All of the lines below are to be transcribed faithfully, with pictures excluded from the copy.

****************************************

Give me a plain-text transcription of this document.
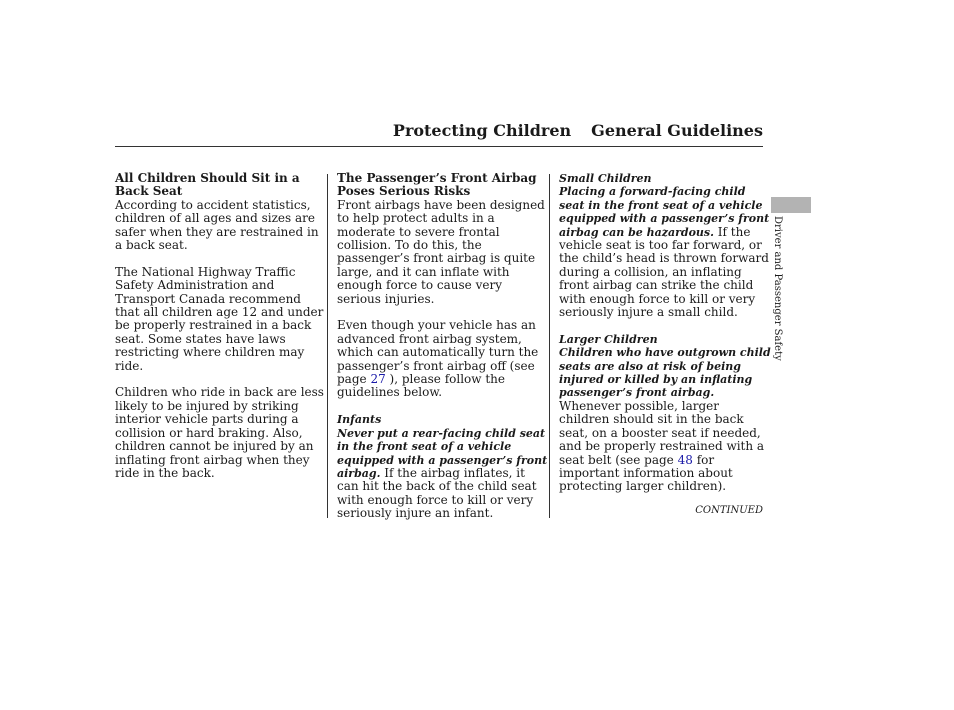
Protecting Children General Guidelines
All Children Should Sit in a Back Seat

According to accident statistics, children of all ages and sizes are safer when they are restrained in a back seat.

The National Highway Traffic Safety Administration and Transport Canada recommend that all children age 12 and under be properly restrained in a back seat. Some states have laws restricting where children may ride.

Children who ride in back are less likely to be injured by striking interior vehicle parts during a collision or hard braking. Also, children cannot be injured by an inflating front airbag when they ride in the back.

The Passenger’s Front Airbag Poses Serious Risks

Front airbags have been designed to help protect adults in a moderate to severe frontal collision. To do this, the passenger’s front airbag is quite large, and it can inflate with enough force to cause very serious injuries.

Even though your vehicle has an advanced front airbag system, which can automatically turn the passenger’s front airbag off (see page 27 ), please follow the guidelines below.

Infants
Never put a rear-facing child seat in the front seat of a vehicle equipped with a passenger’s front airbag. If the airbag inflates, it can hit the back of the child seat with enough force to kill or very seriously injure an infant.
Small Children
Placing a forward-facing child seat in the front seat of a vehicle equipped with a passenger’s front airbag can be hazardous. If the vehicle seat is too far forward, or the child’s head is thrown forward during a collision, an inflating front airbag can strike the child with enough force to kill or very seriously injure a small child.
Larger Children
Children who have outgrown child seats are also at risk of being injured or killed by an inflating passenger’s front airbag. Whenever possible, larger children should sit in the back seat, on a booster seat if needed, and be properly restrained with a seat belt (see page 48 for important information about protecting larger children).
CONTINUED
Driver and Passenger Safety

****************************************

__Problem solution__:
Give me a plain-text transcription of this document.
Protecting Children General Guidelines
All Children Should Sit in a Back Seat

According to accident statistics, children of all ages and sizes are safer when they are restrained in a back seat.

The National Highway Traffic Safety Administration and Transport Canada recommend that all children age 12 and under be properly restrained in a back seat. Some states have laws restricting where children may ride.

Children who ride in back are less likely to be injured by striking interior vehicle parts during a collision or hard braking. Also, children cannot be injured by an inflating front airbag when they ride in the back.

The Passenger’s Front Airbag Poses Serious Risks

Front airbags have been designed to help protect adults in a moderate to severe frontal collision. To do this, the passenger’s front airbag is quite large, and it can inflate with enough force to cause very serious injuries.

Even though your vehicle has an advanced front airbag system, which can automatically turn the passenger’s front airbag off (see page 27 ), please follow the guidelines below.

Infants
Never put a rear-facing child seat in the front seat of a vehicle equipped with a passenger’s front airbag. If the airbag inflates, it can hit the back of the child seat with enough force to kill or very seriously injure an infant.
Small Children
Placing a forward-facing child seat in the front seat of a vehicle equipped with a passenger’s front airbag can be hazardous. If the vehicle seat is too far forward, or the child’s head is thrown forward during a collision, an inflating front airbag can strike the child with enough force to kill or very seriously injure a small child.
Larger Children
Children who have outgrown child seats are also at risk of being injured or killed by an inflating passenger’s front airbag. Whenever possible, larger children should sit in the back seat, on a booster seat if needed, and be properly restrained with a seat belt (see page 48 for important information about protecting larger children).
CONTINUED
Driver and Passenger Safety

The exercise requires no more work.